_Provided data_
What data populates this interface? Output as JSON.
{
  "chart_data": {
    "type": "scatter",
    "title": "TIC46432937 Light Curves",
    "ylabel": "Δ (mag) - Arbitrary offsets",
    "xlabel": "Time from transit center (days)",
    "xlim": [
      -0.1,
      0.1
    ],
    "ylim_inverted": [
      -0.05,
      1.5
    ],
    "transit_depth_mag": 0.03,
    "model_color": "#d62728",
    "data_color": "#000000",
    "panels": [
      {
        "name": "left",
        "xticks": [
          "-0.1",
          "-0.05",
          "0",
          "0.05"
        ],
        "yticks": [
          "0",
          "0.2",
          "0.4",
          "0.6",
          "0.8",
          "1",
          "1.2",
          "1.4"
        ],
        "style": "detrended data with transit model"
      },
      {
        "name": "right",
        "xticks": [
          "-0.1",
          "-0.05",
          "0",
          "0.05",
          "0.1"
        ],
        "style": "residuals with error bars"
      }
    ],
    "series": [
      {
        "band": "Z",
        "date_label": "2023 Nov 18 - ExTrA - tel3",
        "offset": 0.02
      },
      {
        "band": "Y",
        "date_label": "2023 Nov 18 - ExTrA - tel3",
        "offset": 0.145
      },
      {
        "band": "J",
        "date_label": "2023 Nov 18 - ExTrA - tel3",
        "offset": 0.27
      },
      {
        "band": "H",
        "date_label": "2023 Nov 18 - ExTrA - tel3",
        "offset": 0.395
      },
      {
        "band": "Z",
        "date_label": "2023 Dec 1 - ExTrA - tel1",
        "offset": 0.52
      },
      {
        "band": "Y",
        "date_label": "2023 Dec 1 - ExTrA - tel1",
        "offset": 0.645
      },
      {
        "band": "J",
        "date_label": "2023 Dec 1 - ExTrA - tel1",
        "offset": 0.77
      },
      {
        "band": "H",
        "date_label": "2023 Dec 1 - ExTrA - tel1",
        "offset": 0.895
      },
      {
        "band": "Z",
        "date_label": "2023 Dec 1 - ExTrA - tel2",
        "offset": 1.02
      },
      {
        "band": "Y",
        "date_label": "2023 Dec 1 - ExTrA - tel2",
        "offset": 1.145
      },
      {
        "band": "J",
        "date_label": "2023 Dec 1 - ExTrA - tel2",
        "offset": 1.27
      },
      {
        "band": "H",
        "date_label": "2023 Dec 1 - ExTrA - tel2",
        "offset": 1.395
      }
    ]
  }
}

_Required work_
Extract the listing in its entirety, matching it exactly.

_Exercise result_
What data populates this interface? Output as JSON.
{
  "chart_data": {
    "type": "scatter",
    "title": "TIC46432937 Light Curves",
    "ylabel": "Δ (mag) - Arbitrary offsets",
    "xlabel": "Time from transit center (days)",
    "xlim": [
      -0.1,
      0.1
    ],
    "ylim_inverted": [
      -0.05,
      1.5
    ],
    "transit_depth_mag": 0.03,
    "model_color": "#d62728",
    "data_color": "#000000",
    "panels": [
      {
        "name": "left",
        "xticks": [
          "-0.1",
          "-0.05",
          "0",
          "0.05"
        ],
        "yticks": [
          "0",
          "0.2",
          "0.4",
          "0.6",
          "0.8",
          "1",
          "1.2",
          "1.4"
        ],
        "style": "detrended data with transit model"
      },
      {
        "name": "right",
        "xticks": [
          "-0.1",
          "-0.05",
          "0",
          "0.05",
          "0.1"
        ],
        "style": "residuals with error bars"
      }
    ],
    "series": [
      {
        "band": "Z",
        "date_label": "2023 Nov 18 - ExTrA - tel3",
        "offset": 0.02
      },
      {
        "band": "Y",
        "date_label": "2023 Nov 18 - ExTrA - tel3",
        "offset": 0.145
      },
      {
        "band": "J",
        "date_label": "2023 Nov 18 - ExTrA - tel3",
        "offset": 0.27
      },
      {
        "band": "H",
        "date_label": "2023 Nov 18 - ExTrA - tel3",
        "offset": 0.395
      },
      {
        "band": "Z",
        "date_label": "2023 Dec 1 - ExTrA - tel1",
        "offset": 0.52
      },
      {
        "band": "Y",
        "date_label": "2023 Dec 1 - ExTrA - tel1",
        "offset": 0.645
      },
      {
        "band": "J",
        "date_label": "2023 Dec 1 - ExTrA - tel1",
        "offset": 0.77
      },
      {
        "band": "H",
        "date_label": "2023 Dec 1 - ExTrA - tel1",
        "offset": 0.895
      },
      {
        "band": "Z",
        "date_label": "2023 Dec 1 - ExTrA - tel2",
        "offset": 1.02
      },
      {
        "band": "Y",
        "date_label": "2023 Dec 1 - ExTrA - tel2",
        "offset": 1.145
      },
      {
        "band": "J",
        "date_label": "2023 Dec 1 - ExTrA - tel2",
        "offset": 1.27
      },
      {
        "band": "H",
        "date_label": "2023 Dec 1 - ExTrA - tel2",
        "offset": 1.395
      }
    ]
  }
}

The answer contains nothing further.